§ **WHAT YOU HAVE TO DO**:
From the data that follows, copy every line holding the string "time".
========
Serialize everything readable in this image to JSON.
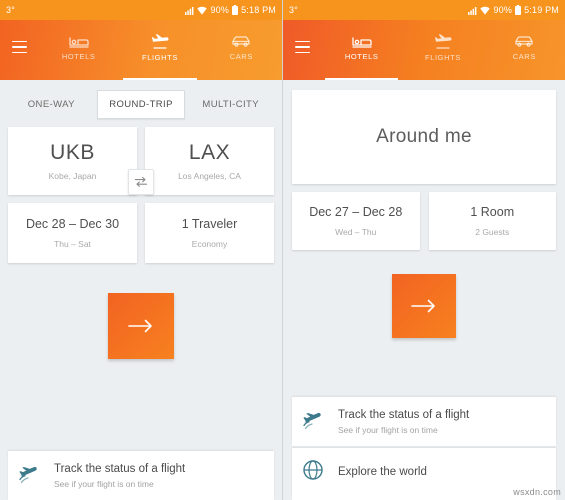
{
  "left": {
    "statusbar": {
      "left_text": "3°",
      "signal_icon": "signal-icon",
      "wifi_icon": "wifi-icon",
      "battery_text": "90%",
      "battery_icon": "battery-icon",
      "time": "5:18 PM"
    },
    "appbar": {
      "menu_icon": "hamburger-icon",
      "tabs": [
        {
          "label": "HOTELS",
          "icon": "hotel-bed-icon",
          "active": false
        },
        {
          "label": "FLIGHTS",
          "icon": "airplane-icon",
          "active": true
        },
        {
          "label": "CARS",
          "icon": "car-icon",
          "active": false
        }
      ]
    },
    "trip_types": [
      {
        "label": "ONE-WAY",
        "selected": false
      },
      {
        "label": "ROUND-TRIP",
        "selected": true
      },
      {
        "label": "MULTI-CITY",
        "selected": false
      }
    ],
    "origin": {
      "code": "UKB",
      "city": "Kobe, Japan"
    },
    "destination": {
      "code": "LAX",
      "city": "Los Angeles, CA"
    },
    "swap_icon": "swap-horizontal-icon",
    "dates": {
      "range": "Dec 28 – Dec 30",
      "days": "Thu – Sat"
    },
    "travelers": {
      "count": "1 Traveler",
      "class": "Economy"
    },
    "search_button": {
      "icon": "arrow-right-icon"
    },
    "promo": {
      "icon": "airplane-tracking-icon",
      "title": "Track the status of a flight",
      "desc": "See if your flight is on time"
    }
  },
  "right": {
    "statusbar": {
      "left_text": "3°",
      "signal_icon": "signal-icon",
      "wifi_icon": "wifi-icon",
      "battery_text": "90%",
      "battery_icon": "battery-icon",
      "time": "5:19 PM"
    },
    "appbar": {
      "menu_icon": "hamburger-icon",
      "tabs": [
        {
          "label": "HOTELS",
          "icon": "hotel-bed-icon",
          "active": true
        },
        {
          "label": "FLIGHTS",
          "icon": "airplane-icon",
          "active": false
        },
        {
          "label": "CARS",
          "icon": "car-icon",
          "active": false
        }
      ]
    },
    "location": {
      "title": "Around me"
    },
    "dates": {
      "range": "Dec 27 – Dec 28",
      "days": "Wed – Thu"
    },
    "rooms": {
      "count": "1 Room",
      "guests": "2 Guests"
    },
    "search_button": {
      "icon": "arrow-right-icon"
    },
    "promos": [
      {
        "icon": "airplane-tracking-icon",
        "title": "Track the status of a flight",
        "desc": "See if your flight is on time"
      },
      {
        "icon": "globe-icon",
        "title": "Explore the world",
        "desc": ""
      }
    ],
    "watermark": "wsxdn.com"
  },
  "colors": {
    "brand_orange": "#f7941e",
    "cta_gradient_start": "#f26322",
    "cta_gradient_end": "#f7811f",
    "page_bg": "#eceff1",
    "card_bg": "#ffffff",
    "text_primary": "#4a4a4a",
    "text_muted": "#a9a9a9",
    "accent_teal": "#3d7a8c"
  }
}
========
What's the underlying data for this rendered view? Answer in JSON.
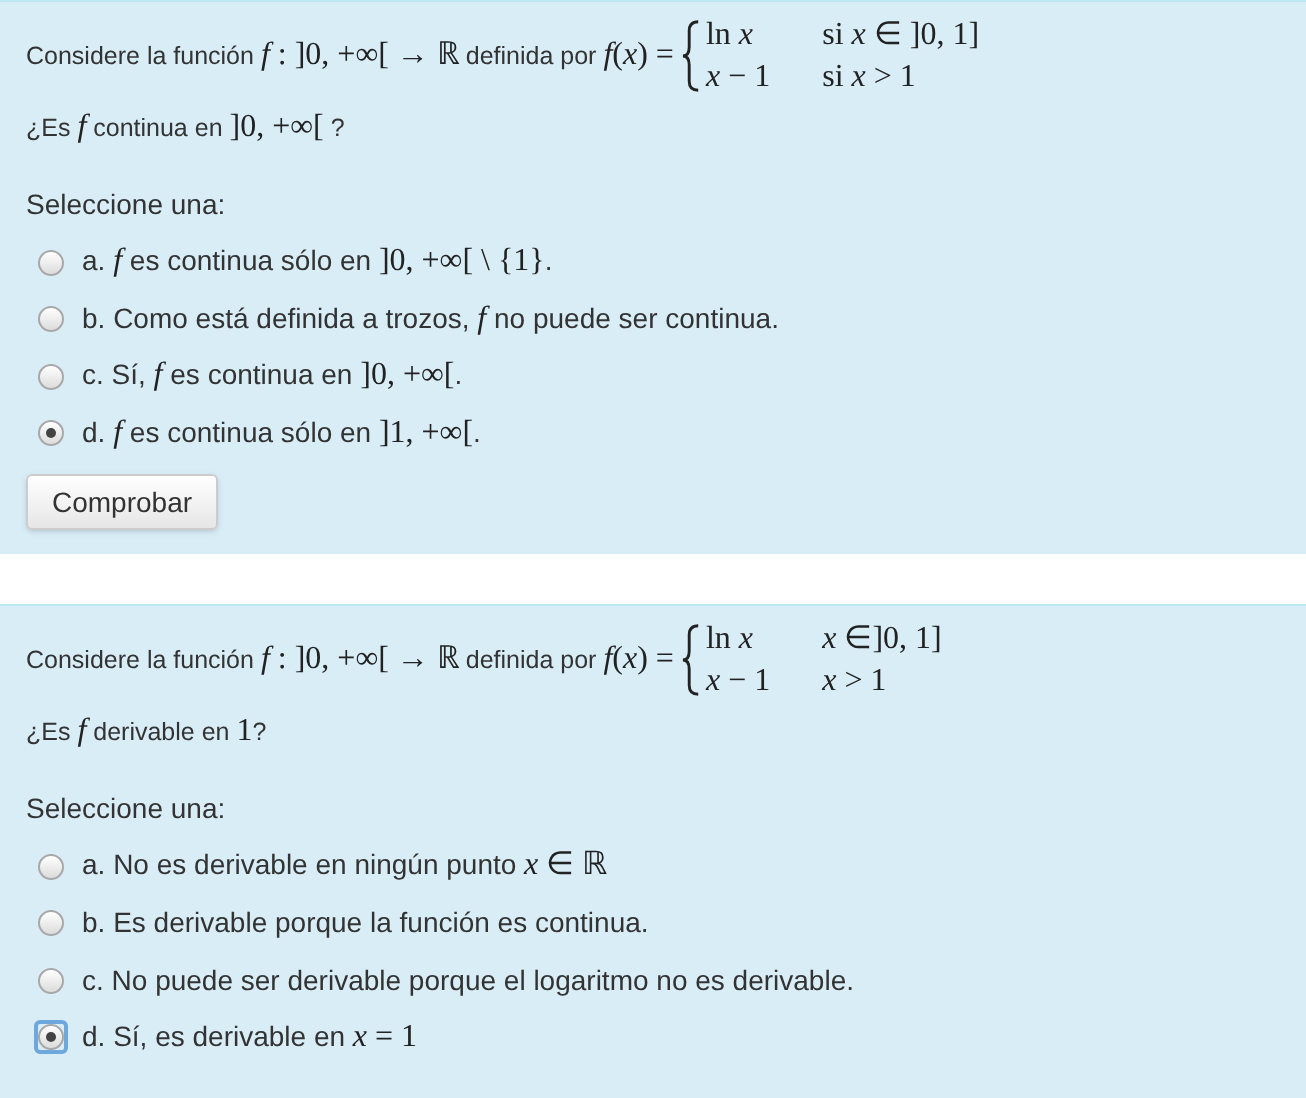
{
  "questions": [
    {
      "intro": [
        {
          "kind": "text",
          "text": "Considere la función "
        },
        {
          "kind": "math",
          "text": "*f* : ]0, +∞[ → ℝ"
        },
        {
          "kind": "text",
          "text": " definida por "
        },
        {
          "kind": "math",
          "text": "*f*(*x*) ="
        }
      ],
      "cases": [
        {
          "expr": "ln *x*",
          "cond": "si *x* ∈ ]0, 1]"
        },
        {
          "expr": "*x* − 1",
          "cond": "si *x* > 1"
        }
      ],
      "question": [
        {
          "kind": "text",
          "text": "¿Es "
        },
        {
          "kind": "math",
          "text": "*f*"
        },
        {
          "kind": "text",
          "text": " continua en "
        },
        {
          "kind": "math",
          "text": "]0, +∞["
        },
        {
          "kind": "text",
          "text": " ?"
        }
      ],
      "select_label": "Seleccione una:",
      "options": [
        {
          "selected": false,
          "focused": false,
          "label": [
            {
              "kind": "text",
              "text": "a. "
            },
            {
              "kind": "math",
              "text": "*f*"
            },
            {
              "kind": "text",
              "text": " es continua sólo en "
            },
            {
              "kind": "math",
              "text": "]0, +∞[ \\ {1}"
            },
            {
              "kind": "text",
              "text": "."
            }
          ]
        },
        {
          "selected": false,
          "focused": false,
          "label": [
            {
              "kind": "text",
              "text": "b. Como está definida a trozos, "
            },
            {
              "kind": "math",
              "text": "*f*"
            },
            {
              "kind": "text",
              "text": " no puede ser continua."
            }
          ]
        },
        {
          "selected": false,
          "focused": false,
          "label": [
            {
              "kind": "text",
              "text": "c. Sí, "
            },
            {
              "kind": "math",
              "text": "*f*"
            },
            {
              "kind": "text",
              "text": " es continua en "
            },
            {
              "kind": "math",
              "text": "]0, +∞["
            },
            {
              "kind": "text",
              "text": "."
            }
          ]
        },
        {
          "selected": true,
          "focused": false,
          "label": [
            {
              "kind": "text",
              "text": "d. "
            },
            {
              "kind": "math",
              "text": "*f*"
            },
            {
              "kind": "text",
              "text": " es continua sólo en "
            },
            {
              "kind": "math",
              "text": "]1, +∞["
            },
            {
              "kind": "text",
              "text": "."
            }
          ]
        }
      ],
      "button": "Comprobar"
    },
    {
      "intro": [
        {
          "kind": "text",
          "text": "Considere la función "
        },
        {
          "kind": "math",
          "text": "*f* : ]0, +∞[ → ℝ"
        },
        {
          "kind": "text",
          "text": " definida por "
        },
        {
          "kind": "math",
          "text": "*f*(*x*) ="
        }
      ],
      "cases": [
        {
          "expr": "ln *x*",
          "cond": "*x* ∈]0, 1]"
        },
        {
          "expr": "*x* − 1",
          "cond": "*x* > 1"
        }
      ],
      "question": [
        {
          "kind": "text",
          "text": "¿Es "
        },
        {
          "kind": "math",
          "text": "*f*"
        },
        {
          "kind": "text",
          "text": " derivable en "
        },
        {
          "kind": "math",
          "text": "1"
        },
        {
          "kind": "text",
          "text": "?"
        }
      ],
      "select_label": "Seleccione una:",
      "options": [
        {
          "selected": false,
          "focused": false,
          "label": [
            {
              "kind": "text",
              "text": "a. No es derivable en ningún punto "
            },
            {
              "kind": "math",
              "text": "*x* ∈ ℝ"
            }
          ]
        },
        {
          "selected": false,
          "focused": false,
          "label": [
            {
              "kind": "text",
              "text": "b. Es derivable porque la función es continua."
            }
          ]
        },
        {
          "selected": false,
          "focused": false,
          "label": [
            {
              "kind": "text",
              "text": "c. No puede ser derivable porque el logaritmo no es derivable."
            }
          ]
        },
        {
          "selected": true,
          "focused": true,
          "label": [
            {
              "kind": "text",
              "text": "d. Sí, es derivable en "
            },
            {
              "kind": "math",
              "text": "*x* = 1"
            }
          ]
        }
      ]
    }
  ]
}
========
§ **TASK ANSWER**:
      "time": "5:18 PM"
      "desc": "See if your flight is on time"
      "time": "5:19 PM"
        "desc": "See if your flight is on time"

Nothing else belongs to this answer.